**Supplied data:**
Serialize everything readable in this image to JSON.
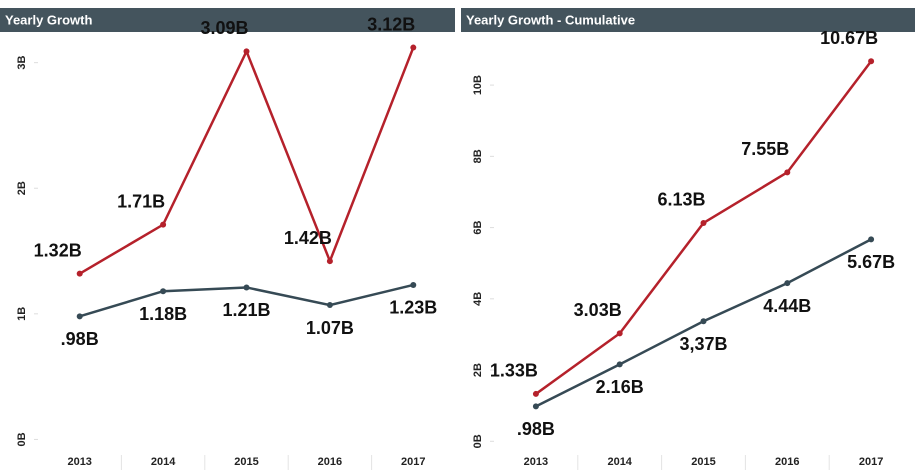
{
  "chart_data": [
    {
      "type": "line",
      "title": "Yearly Growth",
      "categories": [
        "2013",
        "2014",
        "2015",
        "2016",
        "2017"
      ],
      "series": [
        {
          "color": "#b5212b",
          "values": [
            1.32,
            1.71,
            3.09,
            1.42,
            3.12
          ],
          "value_labels": [
            "1.32B",
            "1.71B",
            "3.09B",
            "1.42B",
            "3.12B"
          ]
        },
        {
          "color": "#364a55",
          "values": [
            0.98,
            1.18,
            1.21,
            1.07,
            1.23
          ],
          "value_labels": [
            ".98B",
            "1.18B",
            "1.21B",
            "1.07B",
            "1.23B"
          ]
        }
      ],
      "ylim": [
        -0.1,
        3.22
      ],
      "yticks": [
        {
          "value": 0,
          "label": "0B"
        },
        {
          "value": 1,
          "label": "1B"
        },
        {
          "value": 2,
          "label": "2B"
        },
        {
          "value": 3,
          "label": "3B"
        }
      ],
      "grid": false
    },
    {
      "type": "line",
      "title": "Yearly Growth - Cumulative",
      "categories": [
        "2013",
        "2014",
        "2015",
        "2016",
        "2017"
      ],
      "series": [
        {
          "color": "#b5212b",
          "values": [
            1.33,
            3.03,
            6.13,
            7.55,
            10.67
          ],
          "value_labels": [
            "1.33B",
            "3.03B",
            "6.13B",
            "7.55B",
            "10.67B"
          ]
        },
        {
          "color": "#364a55",
          "values": [
            0.98,
            2.16,
            3.37,
            4.44,
            5.67
          ],
          "value_labels": [
            ".98B",
            "2.16B",
            "3,37B",
            "4.44B",
            "5.67B"
          ]
        }
      ],
      "ylim": [
        -0.3,
        11.35
      ],
      "yticks": [
        {
          "value": 0,
          "label": "0B"
        },
        {
          "value": 2,
          "label": "2B"
        },
        {
          "value": 4,
          "label": "4B"
        },
        {
          "value": 6,
          "label": "6B"
        },
        {
          "value": 8,
          "label": "8B"
        },
        {
          "value": 10,
          "label": "10B"
        }
      ],
      "grid": false
    }
  ]
}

**Required work:** Select all lines in the listing above where the word "title" appears, and show them.

**Output of the exercise:**
      "title": "Yearly Growth",
      "title": "Yearly Growth - Cumulative",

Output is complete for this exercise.